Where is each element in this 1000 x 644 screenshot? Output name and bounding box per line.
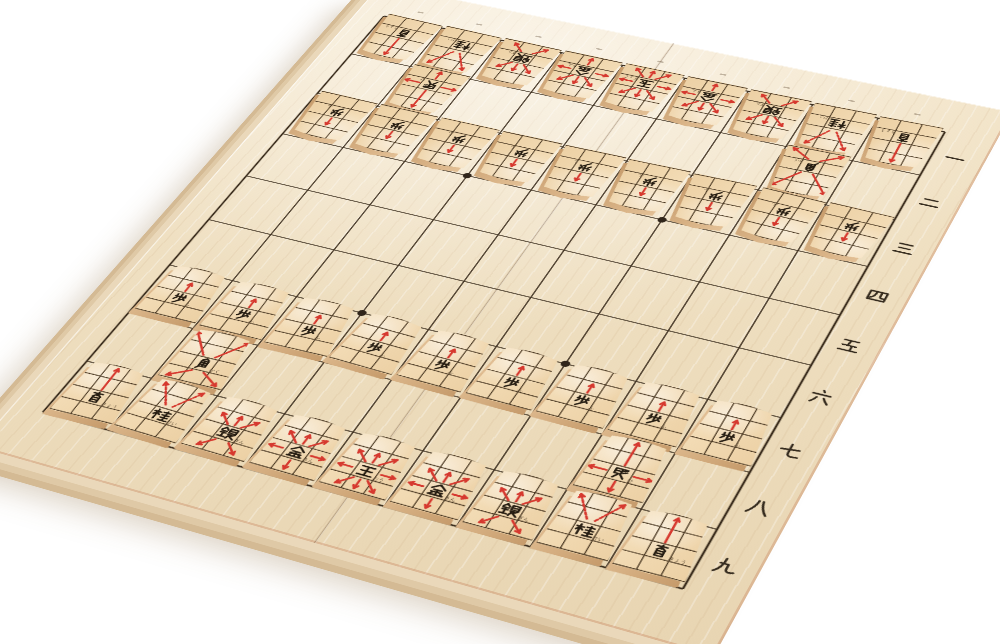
piece-kanji-kaku [195, 358, 211, 369]
piece-reading: ひ [626, 477, 635, 483]
piece-reading: ふ [247, 317, 257, 323]
piece-kanji-kyosha [89, 391, 105, 402]
piece-reading: きょう [100, 401, 119, 409]
piece-kanji-kyosha [397, 29, 410, 37]
piece-kanji-fu [434, 359, 452, 371]
piece-kanji-gyoku [637, 79, 653, 87]
star-point [461, 172, 473, 179]
piece-reading: ふ [313, 334, 323, 340]
piece-kanji-fu [171, 292, 188, 303]
piece-kanji-fu [329, 107, 345, 117]
piece-kanji-fu [573, 394, 591, 406]
piece-kanji-kin [428, 483, 449, 497]
piece-kanji-fu [514, 148, 530, 158]
piece-kanji-kyosha [897, 133, 910, 142]
piece-kanji-fu [642, 176, 658, 186]
piece-kanji-fu [718, 431, 735, 444]
piece-kanji-fu [300, 325, 317, 336]
piece-kanji-gin [763, 105, 782, 115]
piece-kanji-fu [390, 120, 406, 130]
piece-kanji-fu [708, 191, 723, 201]
piece-kanji-fu [451, 134, 467, 144]
piece-kanji-kyosha [653, 544, 669, 557]
piece-kanji-fu [366, 342, 384, 354]
piece-kanji-fu [645, 412, 662, 425]
piece-kanji-kin [699, 92, 716, 102]
piece-kanji-kaku [805, 162, 818, 172]
shogi-photo-scene: きょうけいぎんきんぎょくきんぎんけいきょうひかくふふふふふふふふふふふふふふふふ… [0, 0, 1000, 644]
piece-kanji-kin [575, 66, 592, 75]
piece-kanji-fu [776, 206, 792, 217]
piece-kanji-fu [578, 162, 594, 172]
piece-kanji-fu [503, 376, 521, 388]
piece-kanji-hisha [612, 468, 629, 480]
piece-kanji-fu [235, 309, 252, 320]
piece-kanji-fu [844, 221, 860, 232]
piece-kanji-hisha [423, 80, 438, 88]
piece-kanji-keima [827, 119, 847, 129]
piece-kanji-ou [357, 465, 376, 477]
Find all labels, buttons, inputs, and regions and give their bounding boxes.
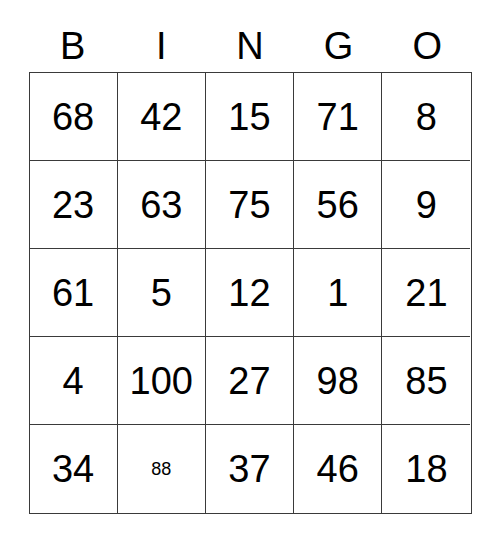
cell-r4-c1[interactable]: 88 <box>118 425 206 513</box>
cell-r4-c0[interactable]: 34 <box>30 425 118 513</box>
header-letter-i: I <box>117 27 206 65</box>
bingo-grid: 68 42 15 71 8 23 63 75 56 9 61 5 12 1 21… <box>29 72 472 514</box>
cell-r4-c2[interactable]: 37 <box>206 425 294 513</box>
cell-r2-c3[interactable]: 1 <box>294 249 382 337</box>
cell-r1-c0[interactable]: 23 <box>30 161 118 249</box>
cell-r4-c4[interactable]: 18 <box>382 425 470 513</box>
bingo-card: B I N G O 68 42 15 71 8 23 63 75 56 9 61… <box>29 20 472 514</box>
cell-r1-c3[interactable]: 56 <box>294 161 382 249</box>
cell-r0-c0[interactable]: 68 <box>30 73 118 161</box>
cell-r3-c4[interactable]: 85 <box>382 337 470 425</box>
cell-r2-c1[interactable]: 5 <box>118 249 206 337</box>
cell-r3-c2[interactable]: 27 <box>206 337 294 425</box>
cell-r3-c1[interactable]: 100 <box>118 337 206 425</box>
cell-r0-c3[interactable]: 71 <box>294 73 382 161</box>
cell-r2-c2[interactable]: 12 <box>206 249 294 337</box>
cell-r3-c0[interactable]: 4 <box>30 337 118 425</box>
header-letter-o: O <box>383 27 472 65</box>
cell-r3-c3[interactable]: 98 <box>294 337 382 425</box>
cell-r1-c4[interactable]: 9 <box>382 161 470 249</box>
cell-r1-c1[interactable]: 63 <box>118 161 206 249</box>
cell-r1-c2[interactable]: 75 <box>206 161 294 249</box>
cell-r0-c1[interactable]: 42 <box>118 73 206 161</box>
header-letter-n: N <box>206 27 295 65</box>
bingo-header-row: B I N G O <box>29 20 472 72</box>
cell-r0-c4[interactable]: 8 <box>382 73 470 161</box>
header-letter-b: B <box>29 27 118 65</box>
cell-r0-c2[interactable]: 15 <box>206 73 294 161</box>
header-letter-g: G <box>294 27 383 65</box>
cell-r2-c4[interactable]: 21 <box>382 249 470 337</box>
cell-r4-c3[interactable]: 46 <box>294 425 382 513</box>
cell-r2-c0[interactable]: 61 <box>30 249 118 337</box>
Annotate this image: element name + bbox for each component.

——————

Requirement =>
Copy out, unchanged, every line of the records from the line containing "cell-r4-c1[interactable]: 88 <box>118" through the line containing "cell-r0-c4[interactable]: 8 <box>382", including both of those lines.

Expected answer =>
cell-r4-c1[interactable]: 88 <box>118 425 206 513</box>
cell-r4-c0[interactable]: 34 <box>30 425 118 513</box>
header-letter-i: I <box>117 27 206 65</box>
bingo-grid: 68 42 15 71 8 23 63 75 56 9 61 5 12 1 21… <box>29 72 472 514</box>
cell-r4-c2[interactable]: 37 <box>206 425 294 513</box>
cell-r2-c3[interactable]: 1 <box>294 249 382 337</box>
cell-r1-c0[interactable]: 23 <box>30 161 118 249</box>
cell-r4-c4[interactable]: 18 <box>382 425 470 513</box>
bingo-card: B I N G O 68 42 15 71 8 23 63 75 56 9 61… <box>29 20 472 514</box>
cell-r1-c3[interactable]: 56 <box>294 161 382 249</box>
cell-r0-c0[interactable]: 68 <box>30 73 118 161</box>
cell-r3-c4[interactable]: 85 <box>382 337 470 425</box>
cell-r2-c1[interactable]: 5 <box>118 249 206 337</box>
cell-r3-c2[interactable]: 27 <box>206 337 294 425</box>
cell-r3-c1[interactable]: 100 <box>118 337 206 425</box>
cell-r0-c3[interactable]: 71 <box>294 73 382 161</box>
cell-r2-c2[interactable]: 12 <box>206 249 294 337</box>
cell-r3-c0[interactable]: 4 <box>30 337 118 425</box>
header-letter-o: O <box>383 27 472 65</box>
cell-r3-c3[interactable]: 98 <box>294 337 382 425</box>
cell-r1-c4[interactable]: 9 <box>382 161 470 249</box>
cell-r1-c1[interactable]: 63 <box>118 161 206 249</box>
cell-r1-c2[interactable]: 75 <box>206 161 294 249</box>
cell-r0-c1[interactable]: 42 <box>118 73 206 161</box>
header-letter-n: N <box>206 27 295 65</box>
bingo-header-row: B I N G O <box>29 20 472 72</box>
cell-r0-c4[interactable]: 8 <box>382 73 470 161</box>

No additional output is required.